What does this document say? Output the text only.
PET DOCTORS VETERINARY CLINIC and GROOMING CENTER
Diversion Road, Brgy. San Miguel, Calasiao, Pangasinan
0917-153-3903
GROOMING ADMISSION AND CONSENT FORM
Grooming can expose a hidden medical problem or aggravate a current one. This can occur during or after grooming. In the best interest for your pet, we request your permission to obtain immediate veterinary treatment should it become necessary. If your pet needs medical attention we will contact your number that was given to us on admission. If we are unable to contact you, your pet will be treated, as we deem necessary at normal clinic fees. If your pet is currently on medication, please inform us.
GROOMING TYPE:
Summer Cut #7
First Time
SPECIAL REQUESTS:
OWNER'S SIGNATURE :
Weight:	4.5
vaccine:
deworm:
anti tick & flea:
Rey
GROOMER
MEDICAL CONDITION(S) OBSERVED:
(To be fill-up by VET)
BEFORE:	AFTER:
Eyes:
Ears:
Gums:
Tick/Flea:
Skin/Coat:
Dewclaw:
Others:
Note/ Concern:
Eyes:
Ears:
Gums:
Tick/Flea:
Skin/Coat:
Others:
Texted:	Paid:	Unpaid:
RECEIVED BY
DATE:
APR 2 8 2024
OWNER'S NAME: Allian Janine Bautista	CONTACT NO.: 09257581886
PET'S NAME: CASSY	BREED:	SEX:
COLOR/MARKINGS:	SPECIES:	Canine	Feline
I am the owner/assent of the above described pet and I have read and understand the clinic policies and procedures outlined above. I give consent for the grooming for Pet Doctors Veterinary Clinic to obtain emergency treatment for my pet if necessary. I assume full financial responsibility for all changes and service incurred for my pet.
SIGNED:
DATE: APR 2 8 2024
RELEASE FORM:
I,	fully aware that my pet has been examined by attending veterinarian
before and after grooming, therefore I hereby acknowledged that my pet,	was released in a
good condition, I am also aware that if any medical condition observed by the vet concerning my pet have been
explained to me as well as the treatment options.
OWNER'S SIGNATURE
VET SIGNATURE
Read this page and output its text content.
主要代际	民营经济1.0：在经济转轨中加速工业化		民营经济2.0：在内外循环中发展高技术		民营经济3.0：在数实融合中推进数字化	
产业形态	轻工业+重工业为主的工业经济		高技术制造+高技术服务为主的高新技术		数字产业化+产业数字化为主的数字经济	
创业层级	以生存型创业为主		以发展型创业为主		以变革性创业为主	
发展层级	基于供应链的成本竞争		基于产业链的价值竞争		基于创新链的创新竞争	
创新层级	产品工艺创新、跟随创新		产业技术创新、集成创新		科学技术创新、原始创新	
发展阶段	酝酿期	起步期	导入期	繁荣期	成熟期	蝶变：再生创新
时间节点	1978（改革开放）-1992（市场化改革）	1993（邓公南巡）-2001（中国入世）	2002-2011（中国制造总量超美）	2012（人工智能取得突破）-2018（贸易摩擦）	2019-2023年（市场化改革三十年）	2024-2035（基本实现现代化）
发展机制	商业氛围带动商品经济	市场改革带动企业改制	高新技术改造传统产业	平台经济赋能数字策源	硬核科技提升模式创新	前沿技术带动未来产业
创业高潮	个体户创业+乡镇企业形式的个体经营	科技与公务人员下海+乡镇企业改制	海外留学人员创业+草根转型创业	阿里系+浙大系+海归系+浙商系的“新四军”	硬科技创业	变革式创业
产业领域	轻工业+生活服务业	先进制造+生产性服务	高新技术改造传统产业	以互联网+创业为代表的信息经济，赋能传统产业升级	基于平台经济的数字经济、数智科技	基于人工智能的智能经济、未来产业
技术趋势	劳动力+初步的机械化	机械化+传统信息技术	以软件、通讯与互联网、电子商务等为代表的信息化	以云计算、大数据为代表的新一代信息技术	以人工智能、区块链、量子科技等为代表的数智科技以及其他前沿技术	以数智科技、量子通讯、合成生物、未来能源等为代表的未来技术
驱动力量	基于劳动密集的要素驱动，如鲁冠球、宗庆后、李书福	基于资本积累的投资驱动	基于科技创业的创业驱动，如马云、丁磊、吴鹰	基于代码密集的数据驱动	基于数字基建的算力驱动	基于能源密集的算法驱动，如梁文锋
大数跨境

**WRITTEN PROBLEM:** The full set of records should be duplicated exactly.

**ANSWER TO THIS TASK:**
What does this document say? Output the text only.
PET DOCTORS VETERINARY CLINIC and GROOMING CENTER
Diversion Road, Brgy. San Miguel, Calasiao, Pangasinan
0917-153-3903
GROOMING ADMISSION AND CONSENT FORM
Grooming can expose a hidden medical problem or aggravate a current one. This can occur during or after grooming. In the best interest for your pet, we request your permission to obtain immediate veterinary treatment should it become necessary. If your pet needs medical attention we will contact your number that was given to us on admission. If we are unable to contact you, your pet will be treated, as we deem necessary at normal clinic fees. If your pet is currently on medication, please inform us.
GROOMING TYPE:
Summer Cut #7
First Time
SPECIAL REQUESTS:
OWNER'S SIGNATURE :
Weight:	4.5
vaccine:
deworm:
anti tick & flea:
Rey
GROOMER
MEDICAL CONDITION(S) OBSERVED:
(To be fill-up by VET)
BEFORE:	AFTER:
Eyes:
Ears:
Gums:
Tick/Flea:
Skin/Coat:
Dewclaw:
Others:
Note/ Concern:
Eyes:
Ears:
Gums:
Tick/Flea:
Skin/Coat:
Others:
Texted:	Paid:	Unpaid:
RECEIVED BY
DATE:
APR 2 8 2024
OWNER'S NAME: Allian Janine Bautista	CONTACT NO.: 09257581886
PET'S NAME: CASSY	BREED:	SEX:
COLOR/MARKINGS:	SPECIES:	Canine	Feline
I am the owner/assent of the above described pet and I have read and understand the clinic policies and procedures outlined above. I give consent for the grooming for Pet Doctors Veterinary Clinic to obtain emergency treatment for my pet if necessary. I assume full financial responsibility for all changes and service incurred for my pet.
SIGNED:
DATE: APR 2 8 2024
RELEASE FORM:
I,	fully aware that my pet has been examined by attending veterinarian
before and after grooming, therefore I hereby acknowledged that my pet,	was released in a
good condition, I am also aware that if any medical condition observed by the vet concerning my pet have been
explained to me as well as the treatment options.
OWNER'S SIGNATURE
VET SIGNATURE
Read this page and output its text content.
主要代际	民营经济1.0：在经济转轨中加速工业化		民营经济2.0：在内外循环中发展高技术		民营经济3.0：在数实融合中推进数字化	
产业形态	轻工业+重工业为主的工业经济		高技术制造+高技术服务为主的高新技术		数字产业化+产业数字化为主的数字经济	
创业层级	以生存型创业为主		以发展型创业为主		以变革性创业为主	
发展层级	基于供应链的成本竞争		基于产业链的价值竞争		基于创新链的创新竞争	
创新层级	产品工艺创新、跟随创新		产业技术创新、集成创新		科学技术创新、原始创新	
发展阶段	酝酿期	起步期	导入期	繁荣期	成熟期	蝶变：再生创新
时间节点	1978（改革开放）-1992（市场化改革）	1993（邓公南巡）-2001（中国入世）	2002-2011（中国制造总量超美）	2012（人工智能取得突破）-2018（贸易摩擦）	2019-2023年（市场化改革三十年）	2024-2035（基本实现现代化）
发展机制	商业氛围带动商品经济	市场改革带动企业改制	高新技术改造传统产业	平台经济赋能数字策源	硬核科技提升模式创新	前沿技术带动未来产业
创业高潮	个体户创业+乡镇企业形式的个体经营	科技与公务人员下海+乡镇企业改制	海外留学人员创业+草根转型创业	阿里系+浙大系+海归系+浙商系的“新四军”	硬科技创业	变革式创业
产业领域	轻工业+生活服务业	先进制造+生产性服务	高新技术改造传统产业	以互联网+创业为代表的信息经济，赋能传统产业升级	基于平台经济的数字经济、数智科技	基于人工智能的智能经济、未来产业
技术趋势	劳动力+初步的机械化	机械化+传统信息技术	以软件、通讯与互联网、电子商务等为代表的信息化	以云计算、大数据为代表的新一代信息技术	以人工智能、区块链、量子科技等为代表的数智科技以及其他前沿技术	以数智科技、量子通讯、合成生物、未来能源等为代表的未来技术
驱动力量	基于劳动密集的要素驱动，如鲁冠球、宗庆后、李书福	基于资本积累的投资驱动	基于科技创业的创业驱动，如马云、丁磊、吴鹰	基于代码密集的数据驱动	基于数字基建的算力驱动	基于能源密集的算法驱动，如梁文锋
大数跨境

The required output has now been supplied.